(READING PASSAGE)
Beehives in Tasmania's Southwest National Park

Issue No. 113: Tasmanian Rainforest Honey & other foods with a low environmental impact

More than half of the Australian state of Tasmania is preserved in national and state parks. That doesn’t mean there’s no enterprise. But instead of loggers or miners, the workers are much smaller. Amid the aromatic, shaggy-barked eucalypts towering over more kinds of ferns and shrubby pines than you can imagine in Tasmania’s Southwest National Park, you’ll find hundreds of beehives.

From spring to autumn, trees and shrubs flower in the forest. By the end of the season around March and April, the last trees still blooming are leatherwoods. The bees that visit them produce pure leatherwood honey. It’s a creamy golden color, opaque, thick, pourable yet slightly grainy. The flavor is floral, complex, with a bitter edge that complements the gentle sweetness. And it’s sold in every Australian grocery store I’ve visited, from tiny health food nooks to the big megamarts.

As James McWilliams wrote in his book, Just Food, “An environmentally sound food system is one in which productive endeavors naturally gravitate to geographical locations where the impact on resources is minimized. In other words, producers produce in the right places.”

Tasmania’s rainforests aren’t the only places to produce fantastic tasting food in harmony with nature. Here are a few others from around the globe.

Icelandic geothermal baking

Iceland is a hotbed of geological activity—literally. The landscape is strewn with active volcanoes, tiny earthquakes jostle the ground daily, and it seems nearly every town has its local hot spring. The springs aren’t just good for a nice soak—the geothermal heat rising up from the mud surrounding the springs can also be harnessed for baking bread. They make a dough with plenty of rye flour and sugar, place it in a metal pan and wrap it tightly, then bury it in the boiling mud for 24 hours to create a dark, sweet loaf not unlike Boston brown bread.

(BRIEF) Write the next section of the text on low-impact foods, picking up after its account of Icelandic geothermal baking. The entries have nothing to do with the text on low-impact foods.

(RECORD EXTRACTS)
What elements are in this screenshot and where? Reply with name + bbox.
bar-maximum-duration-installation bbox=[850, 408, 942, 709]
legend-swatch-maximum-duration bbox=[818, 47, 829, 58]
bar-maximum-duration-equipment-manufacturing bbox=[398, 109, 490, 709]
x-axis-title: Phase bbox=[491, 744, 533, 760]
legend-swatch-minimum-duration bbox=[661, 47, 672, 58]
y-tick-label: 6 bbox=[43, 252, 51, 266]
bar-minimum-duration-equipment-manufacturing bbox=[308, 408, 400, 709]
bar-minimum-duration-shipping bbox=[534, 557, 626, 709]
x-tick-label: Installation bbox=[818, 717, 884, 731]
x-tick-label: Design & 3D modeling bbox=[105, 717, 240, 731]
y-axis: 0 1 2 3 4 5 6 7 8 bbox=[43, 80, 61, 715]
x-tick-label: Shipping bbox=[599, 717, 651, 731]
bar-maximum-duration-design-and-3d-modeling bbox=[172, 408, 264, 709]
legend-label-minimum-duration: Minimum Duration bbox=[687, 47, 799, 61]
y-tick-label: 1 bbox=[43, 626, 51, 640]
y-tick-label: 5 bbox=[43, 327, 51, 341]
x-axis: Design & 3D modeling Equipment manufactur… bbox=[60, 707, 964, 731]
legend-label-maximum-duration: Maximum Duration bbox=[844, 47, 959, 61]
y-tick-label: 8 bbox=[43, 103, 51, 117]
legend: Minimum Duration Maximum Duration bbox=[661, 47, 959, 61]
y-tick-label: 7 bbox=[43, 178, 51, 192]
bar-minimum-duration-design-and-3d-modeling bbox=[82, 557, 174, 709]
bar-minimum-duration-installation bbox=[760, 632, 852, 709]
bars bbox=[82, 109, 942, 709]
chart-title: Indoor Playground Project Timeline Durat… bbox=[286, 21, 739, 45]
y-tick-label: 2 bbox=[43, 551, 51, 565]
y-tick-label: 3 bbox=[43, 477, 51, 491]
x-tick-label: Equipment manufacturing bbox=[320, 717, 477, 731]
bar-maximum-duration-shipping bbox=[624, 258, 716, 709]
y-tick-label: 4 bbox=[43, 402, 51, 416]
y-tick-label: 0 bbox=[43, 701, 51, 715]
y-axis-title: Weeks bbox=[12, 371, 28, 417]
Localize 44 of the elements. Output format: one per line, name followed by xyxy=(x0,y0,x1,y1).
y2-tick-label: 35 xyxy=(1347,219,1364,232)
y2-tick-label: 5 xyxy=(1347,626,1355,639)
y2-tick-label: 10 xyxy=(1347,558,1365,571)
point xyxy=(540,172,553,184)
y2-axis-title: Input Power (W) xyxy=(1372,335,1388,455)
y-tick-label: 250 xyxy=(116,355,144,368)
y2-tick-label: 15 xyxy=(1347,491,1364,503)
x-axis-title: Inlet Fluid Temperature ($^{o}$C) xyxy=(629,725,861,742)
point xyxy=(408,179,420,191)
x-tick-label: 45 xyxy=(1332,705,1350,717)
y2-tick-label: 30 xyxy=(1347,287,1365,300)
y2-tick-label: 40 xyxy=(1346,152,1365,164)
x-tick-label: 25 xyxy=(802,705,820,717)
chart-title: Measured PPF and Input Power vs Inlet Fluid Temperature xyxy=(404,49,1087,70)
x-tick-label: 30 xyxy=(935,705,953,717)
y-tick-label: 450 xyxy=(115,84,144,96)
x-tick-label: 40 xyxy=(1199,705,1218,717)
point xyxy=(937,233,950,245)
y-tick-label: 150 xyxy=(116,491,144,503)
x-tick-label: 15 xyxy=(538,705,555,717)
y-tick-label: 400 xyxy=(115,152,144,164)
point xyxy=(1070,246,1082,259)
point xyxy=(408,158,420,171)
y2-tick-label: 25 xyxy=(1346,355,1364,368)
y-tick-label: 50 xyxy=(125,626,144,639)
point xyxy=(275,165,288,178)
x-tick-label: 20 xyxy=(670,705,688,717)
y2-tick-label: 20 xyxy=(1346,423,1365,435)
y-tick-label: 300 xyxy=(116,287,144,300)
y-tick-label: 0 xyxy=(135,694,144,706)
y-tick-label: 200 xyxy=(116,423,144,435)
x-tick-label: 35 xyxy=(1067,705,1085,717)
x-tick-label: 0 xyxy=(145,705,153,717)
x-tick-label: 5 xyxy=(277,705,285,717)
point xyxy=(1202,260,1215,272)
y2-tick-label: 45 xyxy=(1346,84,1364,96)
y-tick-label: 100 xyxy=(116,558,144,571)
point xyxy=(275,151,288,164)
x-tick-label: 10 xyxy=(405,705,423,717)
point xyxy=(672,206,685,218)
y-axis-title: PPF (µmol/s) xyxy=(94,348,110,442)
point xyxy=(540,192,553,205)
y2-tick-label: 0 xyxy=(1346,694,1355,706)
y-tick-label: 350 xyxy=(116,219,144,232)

(TASK RESULT)
Real wild rice

Practically all “wild rice” sold at the grocery is a domesticated variety grown in paddies using conventional agriculture techniques—in other words, it’s no more wild than any other rice out there. True wild rice is an aquatic grass that grows in clear, fresh, slow-moving rivers in the upper Midwest and central Canada. It reseeds itself each autumn when unharvested seeds slip back into the water. The following August, it’s ready to harvest—not by combine, but by hand in canoes.

Sun dried sea salt

To make salt here in Michigan we have to mine it with heavy machinery (that’s how the Kosher brand salt you see at grocery stores is made—it’s mined just north of Ann Arbor). To make it in foggy coastal places like Wales you have to boil it out of the sea water which takes a tremendous amount of fossil fuels. But on sunny coasts, like in Portugal, salt can be harvested from shallow, tidal pools of sea water that evaporate in the sun, gathered with handheld rakes and shovels, not bulldozers.

Grass fed beef

Beef is everyone’s favorite environmentally-unfriendly villain of a food, and generally for good reason: rainforests are cut down to make room for stockyards; the amount of grain it takes to feed one grain-finished steer could practically feed a village; feedlot cattle are kept in such tight quarters that they’re generally fed a boatload of subtherapeutic antibiotics to keep disease from running rampant… the list goes on.

But grass-fed and grass-finished beef is a whole different story—and the science backs it up. Instead of destroying their environment, well-managed grass-fed herds, like Cory Carman’s out on Carman Ranch in Oregon, can play a vital role in building and maintaining grassland soil health, and even have a negative carbon footprint. They also allow humans, who can’t digest grass, to gain nutrition from lands that would otherwise be nonarable.